Given problem –
Reproduce the complete listing without any deviation.
--- Start ---
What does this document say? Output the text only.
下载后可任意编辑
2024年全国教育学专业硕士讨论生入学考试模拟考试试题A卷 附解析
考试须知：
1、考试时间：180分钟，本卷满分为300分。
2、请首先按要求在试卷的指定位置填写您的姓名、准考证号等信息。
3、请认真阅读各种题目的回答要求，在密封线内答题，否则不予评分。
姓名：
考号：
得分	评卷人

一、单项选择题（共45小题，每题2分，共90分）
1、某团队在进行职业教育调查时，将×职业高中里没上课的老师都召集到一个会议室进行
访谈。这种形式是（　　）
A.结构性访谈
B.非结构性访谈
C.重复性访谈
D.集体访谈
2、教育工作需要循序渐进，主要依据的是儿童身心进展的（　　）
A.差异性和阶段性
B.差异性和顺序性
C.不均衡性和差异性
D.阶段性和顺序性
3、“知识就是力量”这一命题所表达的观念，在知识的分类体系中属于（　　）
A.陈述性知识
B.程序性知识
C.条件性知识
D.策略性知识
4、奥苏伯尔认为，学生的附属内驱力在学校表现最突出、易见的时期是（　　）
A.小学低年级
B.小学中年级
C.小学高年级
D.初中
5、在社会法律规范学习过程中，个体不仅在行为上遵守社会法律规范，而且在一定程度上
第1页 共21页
--- End ---
Complete answer –
What does this document say? Output the text only.
下载后可任意编辑
2024年全国教育学专业硕士讨论生入学考试模拟考试试题A卷 附解析
考试须知：
1、考试时间：180分钟，本卷满分为300分。
2、请首先按要求在试卷的指定位置填写您的姓名、准考证号等信息。
3、请认真阅读各种题目的回答要求，在密封线内答题，否则不予评分。
姓名：
考号：
得分	评卷人

一、单项选择题（共45小题，每题2分，共90分）
1、某团队在进行职业教育调查时，将×职业高中里没上课的老师都召集到一个会议室进行
访谈。这种形式是（　　）
A.结构性访谈
B.非结构性访谈
C.重复性访谈
D.集体访谈
2、教育工作需要循序渐进，主要依据的是儿童身心进展的（　　）
A.差异性和阶段性
B.差异性和顺序性
C.不均衡性和差异性
D.阶段性和顺序性
3、“知识就是力量”这一命题所表达的观念，在知识的分类体系中属于（　　）
A.陈述性知识
B.程序性知识
C.条件性知识
D.策略性知识
4、奥苏伯尔认为，学生的附属内驱力在学校表现最突出、易见的时期是（　　）
A.小学低年级
B.小学中年级
C.小学高年级
D.初中
5、在社会法律规范学习过程中，个体不仅在行为上遵守社会法律规范，而且在一定程度上
第1页 共21页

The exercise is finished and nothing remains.